>> start DATA PROVIDED
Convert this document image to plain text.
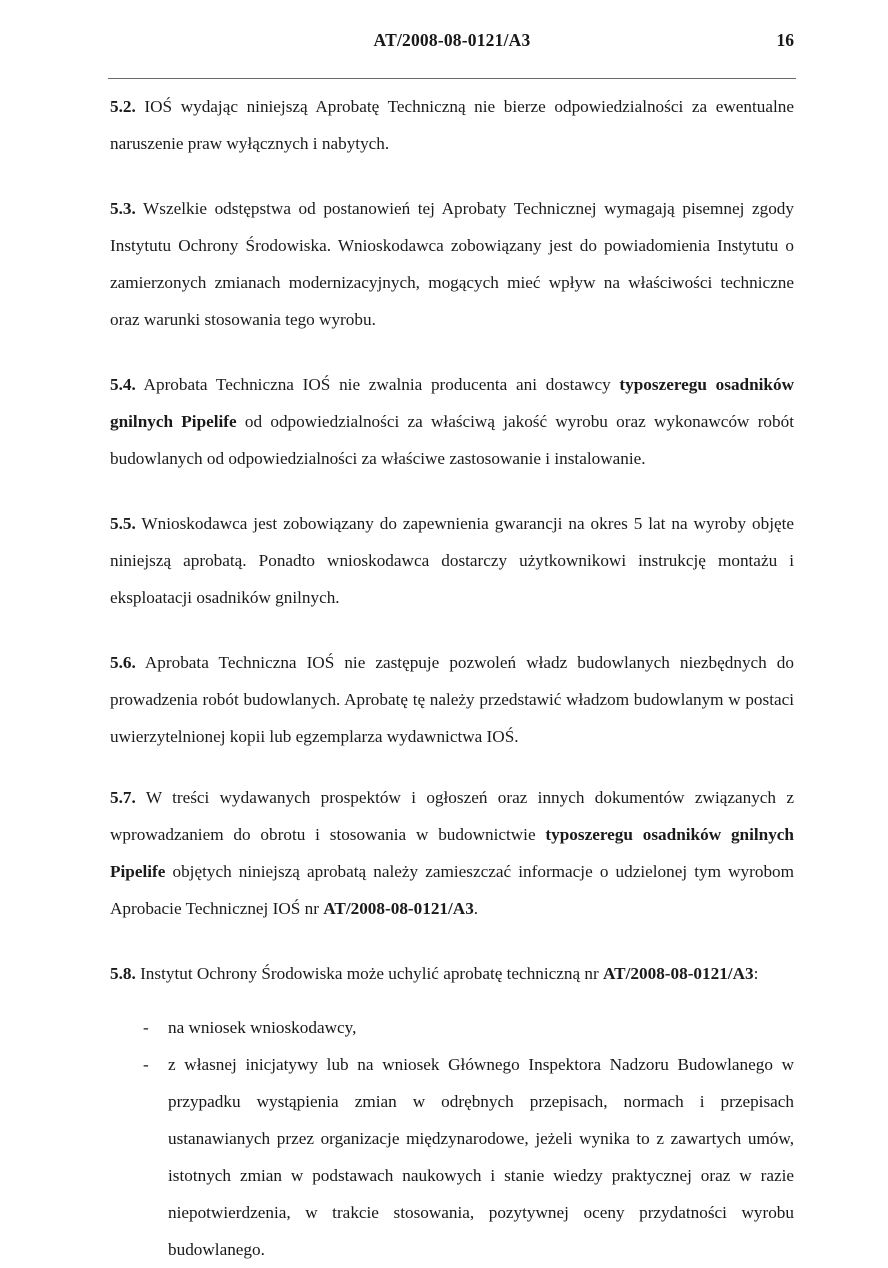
AT/2008-08-0121/A3	16

5.2. IOŚ wydając niniejszą Aprobatę Techniczną nie bierze odpowiedzialności za ewentualne naruszenie praw wyłącznych i nabytych.

5.3. Wszelkie odstępstwa od postanowień tej Aprobaty Technicznej wymagają pisemnej zgody Instytutu Ochrony Środowiska. Wnioskodawca zobowiązany jest do powiadomienia Instytutu o zamierzonych zmianach modernizacyjnych, mogących mieć wpływ na właściwości techniczne oraz warunki stosowania tego wyrobu.

5.4. Aprobata Techniczna IOŚ nie zwalnia producenta ani dostawcy typoszeregu osadników gnilnych Pipelife od odpowiedzialności za właściwą jakość wyrobu oraz wykonawców robót budowlanych od odpowiedzialności za właściwe zastosowanie i instalowanie.

5.5. Wnioskodawca jest zobowiązany do zapewnienia gwarancji na okres 5 lat na wyroby objęte niniejszą aprobatą. Ponadto wnioskodawca dostarczy użytkownikowi instrukcję montażu i eksploatacji osadników gnilnych.

5.6. Aprobata Techniczna IOŚ nie zastępuje pozwoleń władz budowlanych niezbędnych do prowadzenia robót budowlanych. Aprobatę tę należy przedstawić władzom budowlanym w postaci uwierzytelnionej kopii lub egzemplarza wydawnictwa IOŚ.

5.7. W treści wydawanych prospektów i ogłoszeń oraz innych dokumentów związanych z wprowadzaniem do obrotu i stosowania w budownictwie typoszeregu osadników gnilnych Pipelife objętych niniejszą aprobatą należy zamieszczać informacje o udzielonej tym wyrobom Aprobacie Technicznej IOŚ nr AT/2008-08-0121/A3.

5.8. Instytut Ochrony Środowiska może uchylić aprobatę techniczną nr AT/2008-08-0121/A3:

- na wniosek wnioskodawcy,
- z własnej inicjatywy lub na wniosek Głównego Inspektora Nadzoru Budowlanego w przypadku wystąpienia zmian w odrębnych przepisach, normach i przepisach ustanawianych przez organizacje międzynarodowe, jeżeli wynika to z zawartych umów, istotnych zmian w podstawach naukowych i stanie wiedzy praktycznej oraz w razie niepotwierdzenia, w trakcie stosowania, pozytywnej oceny przydatności wyrobu budowlanego.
>> end DATA PROVIDED
• **WHAT IS EXPECTED**
Find all the lines containing "Pipelife" in the material, then copy them.

• **WRITTEN ANSWER**
5.4. Aprobata Techniczna IOŚ nie zwalnia producenta ani dostawcy typoszeregu osadników gnilnych Pipelife od odpowiedzialności za właściwą jakość wyrobu oraz wykonawców robót budowlanych od odpowiedzialności za właściwe zastosowanie i instalowanie.
5.7. W treści wydawanych prospektów i ogłoszeń oraz innych dokumentów związanych z wprowadzaniem do obrotu i stosowania w budownictwie typoszeregu osadników gnilnych Pipelife objętych niniejszą aprobatą należy zamieszczać informacje o udzielonej tym wyrobom Aprobacie Technicznej IOŚ nr AT/2008-08-0121/A3.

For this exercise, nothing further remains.